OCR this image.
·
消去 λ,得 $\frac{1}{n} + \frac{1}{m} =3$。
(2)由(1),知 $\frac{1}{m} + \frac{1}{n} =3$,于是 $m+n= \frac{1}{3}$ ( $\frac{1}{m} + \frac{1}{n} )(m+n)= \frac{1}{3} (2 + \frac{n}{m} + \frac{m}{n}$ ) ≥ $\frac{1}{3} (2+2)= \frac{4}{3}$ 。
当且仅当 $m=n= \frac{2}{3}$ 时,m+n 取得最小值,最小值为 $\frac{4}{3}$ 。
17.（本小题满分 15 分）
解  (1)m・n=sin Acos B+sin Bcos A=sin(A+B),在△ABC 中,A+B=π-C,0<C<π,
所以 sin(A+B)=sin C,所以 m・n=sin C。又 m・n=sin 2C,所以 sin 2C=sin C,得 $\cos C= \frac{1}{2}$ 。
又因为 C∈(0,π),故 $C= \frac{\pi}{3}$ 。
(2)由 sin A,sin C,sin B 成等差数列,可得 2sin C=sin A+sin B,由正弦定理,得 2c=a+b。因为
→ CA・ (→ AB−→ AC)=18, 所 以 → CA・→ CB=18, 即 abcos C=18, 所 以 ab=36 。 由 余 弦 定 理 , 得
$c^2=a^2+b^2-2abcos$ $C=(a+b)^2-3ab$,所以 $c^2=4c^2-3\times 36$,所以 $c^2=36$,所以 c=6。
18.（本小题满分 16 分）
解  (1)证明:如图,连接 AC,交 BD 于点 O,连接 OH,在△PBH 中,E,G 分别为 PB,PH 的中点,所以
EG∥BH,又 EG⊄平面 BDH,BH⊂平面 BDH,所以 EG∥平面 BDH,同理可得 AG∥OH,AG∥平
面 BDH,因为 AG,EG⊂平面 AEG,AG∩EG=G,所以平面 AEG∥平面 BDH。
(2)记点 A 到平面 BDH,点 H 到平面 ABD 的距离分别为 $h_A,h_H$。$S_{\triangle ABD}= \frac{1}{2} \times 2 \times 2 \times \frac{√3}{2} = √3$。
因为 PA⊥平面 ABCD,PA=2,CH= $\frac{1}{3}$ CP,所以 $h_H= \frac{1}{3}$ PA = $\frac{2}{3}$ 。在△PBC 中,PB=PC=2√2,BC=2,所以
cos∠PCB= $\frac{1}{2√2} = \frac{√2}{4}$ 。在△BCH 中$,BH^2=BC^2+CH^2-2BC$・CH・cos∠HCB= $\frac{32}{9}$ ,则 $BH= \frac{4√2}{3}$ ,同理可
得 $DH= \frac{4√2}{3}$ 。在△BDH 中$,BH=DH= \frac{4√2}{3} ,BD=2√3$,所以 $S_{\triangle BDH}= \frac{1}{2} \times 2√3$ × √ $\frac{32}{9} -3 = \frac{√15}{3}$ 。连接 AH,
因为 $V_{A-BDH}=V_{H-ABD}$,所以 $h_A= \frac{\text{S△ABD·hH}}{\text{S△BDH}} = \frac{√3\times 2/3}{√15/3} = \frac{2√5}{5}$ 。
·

◇ ◇ ◇ ◇ ◇

» Directions for this task:
Repeat the data precisely, reproducing every entry.

» Written response:
OCR this image.
·
消去 λ,得 $\frac{1}{n} + \frac{1}{m} =3$。
(2)由(1),知 $\frac{1}{m} + \frac{1}{n} =3$,于是 $m+n= \frac{1}{3}$ ( $\frac{1}{m} + \frac{1}{n} )(m+n)= \frac{1}{3} (2 + \frac{n}{m} + \frac{m}{n}$ ) ≥ $\frac{1}{3} (2+2)= \frac{4}{3}$ 。
当且仅当 $m=n= \frac{2}{3}$ 时,m+n 取得最小值,最小值为 $\frac{4}{3}$ 。
17.（本小题满分 15 分）
解  (1)m・n=sin Acos B+sin Bcos A=sin(A+B),在△ABC 中,A+B=π-C,0<C<π,
所以 sin(A+B)=sin C,所以 m・n=sin C。又 m・n=sin 2C,所以 sin 2C=sin C,得 $\cos C= \frac{1}{2}$ 。
又因为 C∈(0,π),故 $C= \frac{\pi}{3}$ 。
(2)由 sin A,sin C,sin B 成等差数列,可得 2sin C=sin A+sin B,由正弦定理,得 2c=a+b。因为
→ CA・ (→ AB−→ AC)=18, 所 以 → CA・→ CB=18, 即 abcos C=18, 所 以 ab=36 。 由 余 弦 定 理 , 得
$c^2=a^2+b^2-2abcos$ $C=(a+b)^2-3ab$,所以 $c^2=4c^2-3\times 36$,所以 $c^2=36$,所以 c=6。
18.（本小题满分 16 分）
解  (1)证明:如图,连接 AC,交 BD 于点 O,连接 OH,在△PBH 中,E,G 分别为 PB,PH 的中点,所以
EG∥BH,又 EG⊄平面 BDH,BH⊂平面 BDH,所以 EG∥平面 BDH,同理可得 AG∥OH,AG∥平
面 BDH,因为 AG,EG⊂平面 AEG,AG∩EG=G,所以平面 AEG∥平面 BDH。
(2)记点 A 到平面 BDH,点 H 到平面 ABD 的距离分别为 $h_A,h_H$。$S_{\triangle ABD}= \frac{1}{2} \times 2 \times 2 \times \frac{√3}{2} = √3$。
因为 PA⊥平面 ABCD,PA=2,CH= $\frac{1}{3}$ CP,所以 $h_H= \frac{1}{3}$ PA = $\frac{2}{3}$ 。在△PBC 中,PB=PC=2√2,BC=2,所以
cos∠PCB= $\frac{1}{2√2} = \frac{√2}{4}$ 。在△BCH 中$,BH^2=BC^2+CH^2-2BC$・CH・cos∠HCB= $\frac{32}{9}$ ,则 $BH= \frac{4√2}{3}$ ,同理可
得 $DH= \frac{4√2}{3}$ 。在△BDH 中$,BH=DH= \frac{4√2}{3} ,BD=2√3$,所以 $S_{\triangle BDH}= \frac{1}{2} \times 2√3$ × √ $\frac{32}{9} -3 = \frac{√15}{3}$ 。连接 AH,
因为 $V_{A-BDH}=V_{H-ABD}$,所以 $h_A= \frac{\text{S△ABD·hH}}{\text{S△BDH}} = \frac{√3\times 2/3}{√15/3} = \frac{2√5}{5}$ 。
·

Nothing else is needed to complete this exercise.